(Records from a data collection)
** Start **
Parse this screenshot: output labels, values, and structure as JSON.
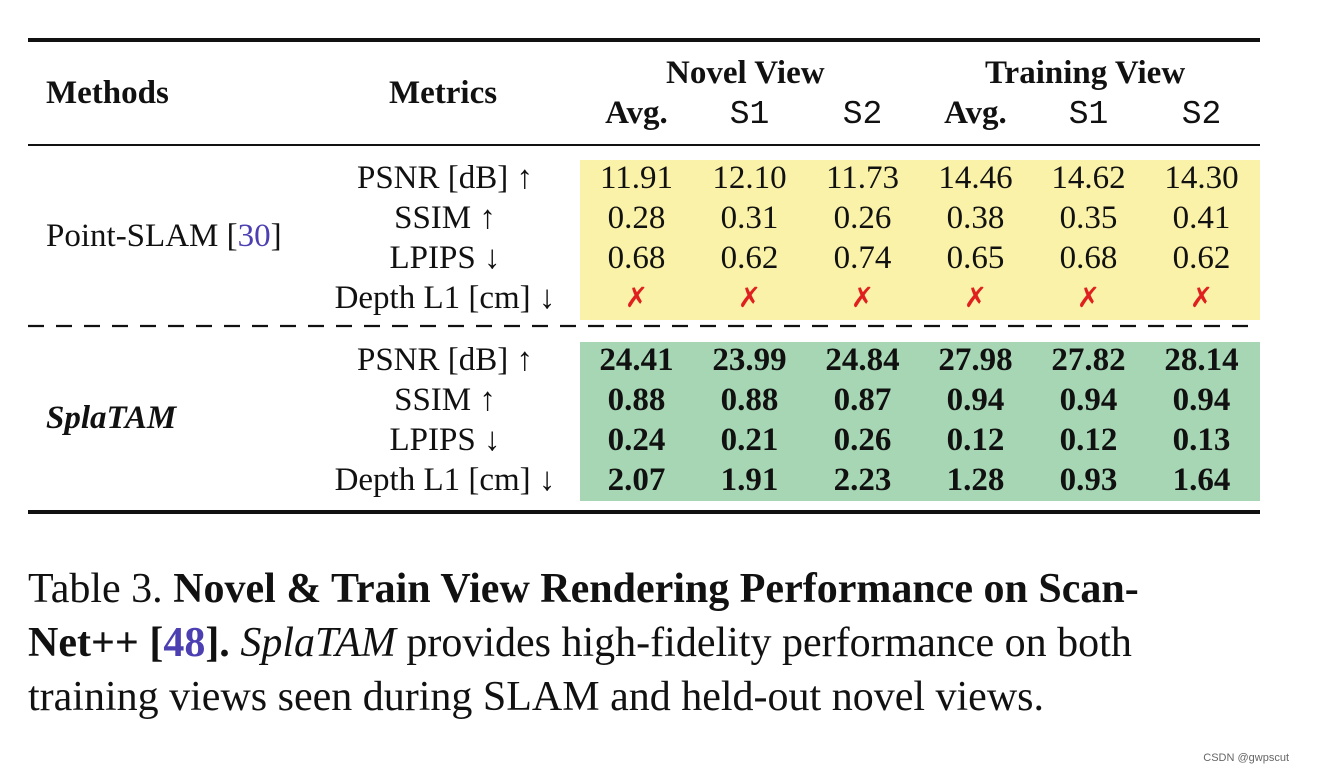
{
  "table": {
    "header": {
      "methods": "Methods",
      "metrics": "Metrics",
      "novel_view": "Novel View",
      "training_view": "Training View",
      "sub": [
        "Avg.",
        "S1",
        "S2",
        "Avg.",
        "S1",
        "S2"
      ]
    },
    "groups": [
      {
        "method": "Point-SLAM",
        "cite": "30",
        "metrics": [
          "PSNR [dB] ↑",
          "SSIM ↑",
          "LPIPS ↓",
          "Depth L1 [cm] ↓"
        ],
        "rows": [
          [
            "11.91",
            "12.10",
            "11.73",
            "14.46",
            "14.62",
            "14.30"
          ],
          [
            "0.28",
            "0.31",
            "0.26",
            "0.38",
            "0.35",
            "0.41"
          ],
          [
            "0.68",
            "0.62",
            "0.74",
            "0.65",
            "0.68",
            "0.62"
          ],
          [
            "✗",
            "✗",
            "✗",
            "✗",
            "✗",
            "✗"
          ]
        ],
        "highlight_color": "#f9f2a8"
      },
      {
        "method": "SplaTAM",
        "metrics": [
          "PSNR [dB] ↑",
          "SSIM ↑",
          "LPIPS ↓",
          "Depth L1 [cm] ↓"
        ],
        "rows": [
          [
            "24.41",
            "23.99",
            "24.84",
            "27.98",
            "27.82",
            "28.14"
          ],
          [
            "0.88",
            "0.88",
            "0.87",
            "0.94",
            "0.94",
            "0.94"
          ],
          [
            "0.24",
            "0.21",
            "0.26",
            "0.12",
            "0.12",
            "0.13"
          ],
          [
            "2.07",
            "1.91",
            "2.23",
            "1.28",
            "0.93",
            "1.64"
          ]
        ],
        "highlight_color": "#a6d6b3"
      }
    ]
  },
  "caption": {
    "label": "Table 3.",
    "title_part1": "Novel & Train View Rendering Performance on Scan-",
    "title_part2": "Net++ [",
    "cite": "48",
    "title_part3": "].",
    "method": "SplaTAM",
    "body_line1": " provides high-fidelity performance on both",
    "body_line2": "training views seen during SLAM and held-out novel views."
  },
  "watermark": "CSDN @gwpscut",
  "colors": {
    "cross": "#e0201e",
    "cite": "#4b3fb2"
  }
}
** End **
Exercise aim. Say only how many lines in the records carry the word "SLAM".

Correct answer. 2